Extracted data entries:
--*--

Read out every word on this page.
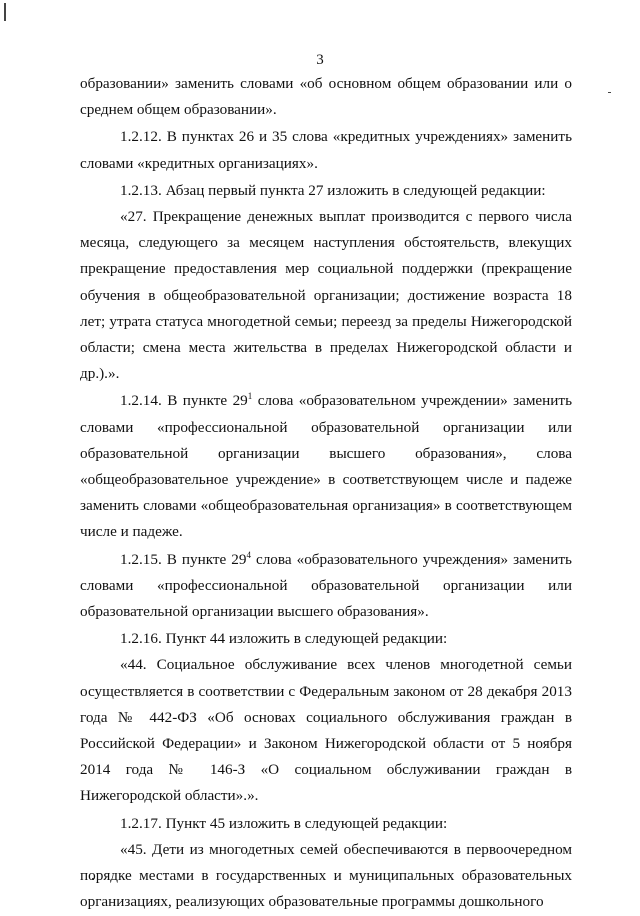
3

образовании» заменить словами «об основном общем образовании или о среднем общем образовании».

1.2.12. В пунктах 26 и 35 слова «кредитных учреждениях» заменить словами «кредитных организациях».

1.2.13. Абзац первый пункта 27 изложить в следующей редакции:

«27. Прекращение денежных выплат производится с первого числа месяца, следующего за месяцем наступления обстоятельств, влекущих прекращение предоставления мер социальной поддержки (прекращение обучения в общеобразовательной организации; достижение возраста 18 лет; утрата статуса многодетной семьи; переезд за пределы Нижегородской области; смена места жительства в пределах Нижегородской области и др.).».

1.2.14. В пункте $29^1$ слова «образовательном учреждении» заменить словами «профессиональной образовательной организации или образовательной организации высшего образования», слова «общеобразовательное учреждение» в соответствующем числе и падеже заменить словами «общеобразовательная организация» в соответствующем числе и падеже.

1.2.15. В пункте $29^4$ слова «образовательного учреждения» заменить словами «профессиональной образовательной организации или образовательной организации высшего образования».

1.2.16. Пункт 44 изложить в следующей редакции:

«44. Социальное обслуживание всех членов многодетной семьи осуществляется в соответствии с Федеральным законом от 28 декабря 2013 года № 442-ФЗ «Об основах социального обслуживания граждан в Российской Федерации» и Законом Нижегородской области от 5 ноября 2014 года № 146-З «О социальном обслуживании граждан в Нижегородской области».».

1.2.17. Пункт 45 изложить в следующей редакции:

«45. Дети из многодетных семей обеспечиваются в первоочередном порядке местами в государственных и муниципальных образовательных организациях, реализующих образовательные программы дошкольного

--*--

- [Stated goal] Pick out lines containing the word "следующей", each one as written.

- [The completed task]
1.2.13. Абзац первый пункта 27 изложить в следующей редакции:
1.2.16. Пункт 44 изложить в следующей редакции:
1.2.17. Пункт 45 изложить в следующей редакции:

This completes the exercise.